- Problem details -
What is the number of lines in these entries that contain "Percentage"? State it alone.

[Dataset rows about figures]
________________
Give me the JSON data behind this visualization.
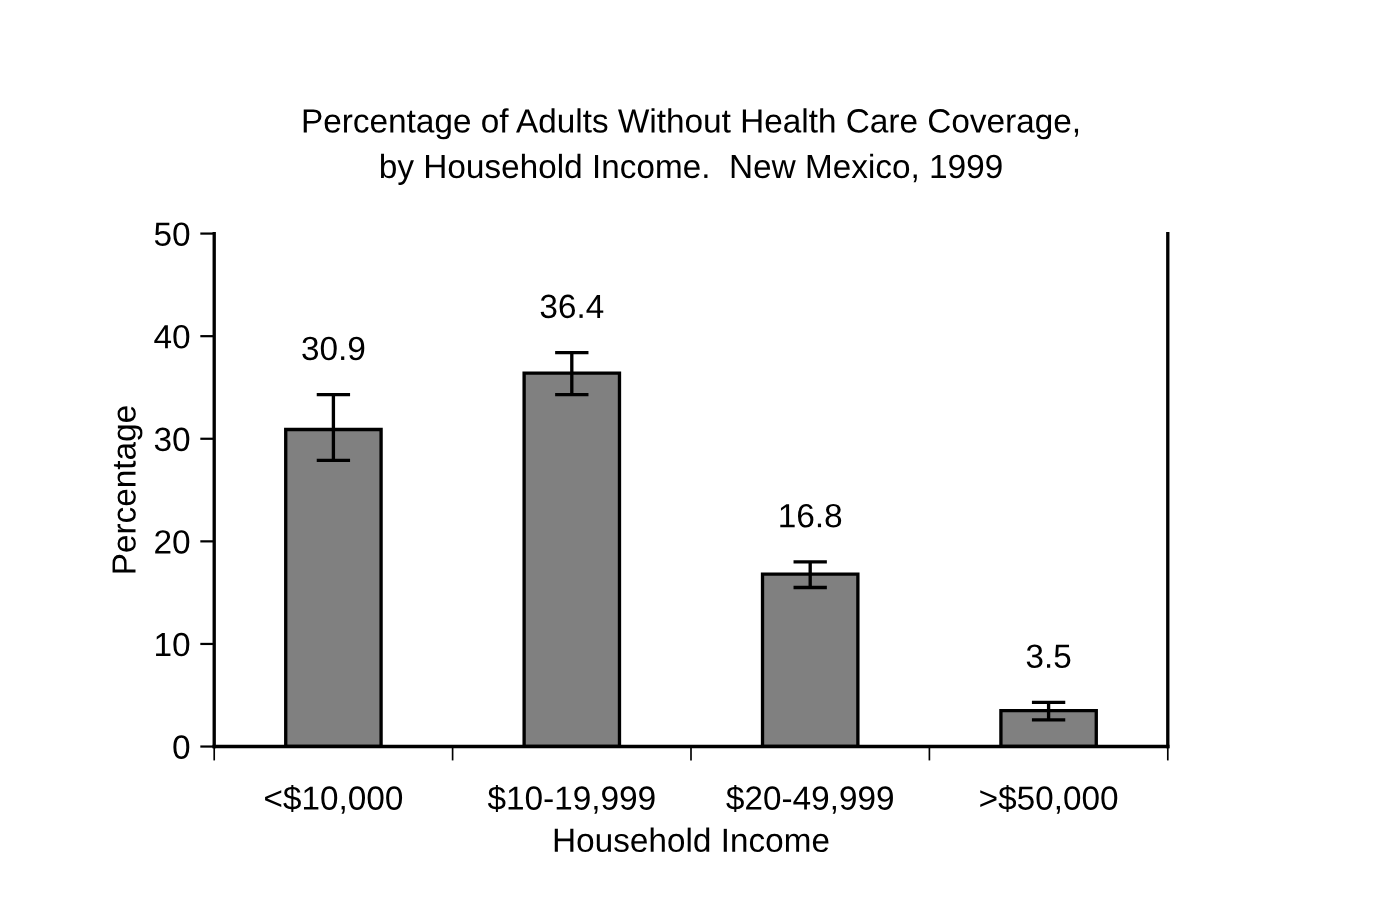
{
  "chart_data": {
    "type": "bar",
    "title": "Percentage of Adults Without Health Care Coverage,\nby Household Income.  New Mexico, 1999",
    "xlabel": "Household Income",
    "ylabel": "Percentage",
    "categories": [
      "<$10,000",
      "$10-19,999",
      "$20-49,999",
      ">$50,000"
    ],
    "values": [
      30.9,
      36.4,
      16.8,
      3.5
    ],
    "errors": [
      [
        27.9,
        34.3
      ],
      [
        34.3,
        38.4
      ],
      [
        15.5,
        18.0
      ],
      [
        2.6,
        4.3
      ]
    ],
    "color": "#808080",
    "data_labels": true,
    "grid": false,
    "legend": false,
    "ylim": [
      0,
      50
    ],
    "yticks": [
      0,
      10,
      20,
      30,
      40,
      50
    ]
  }
}
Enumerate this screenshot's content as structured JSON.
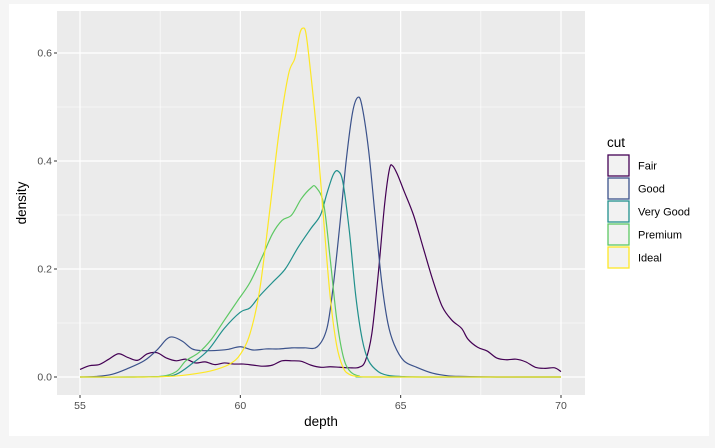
________________
- Solution to this task -
2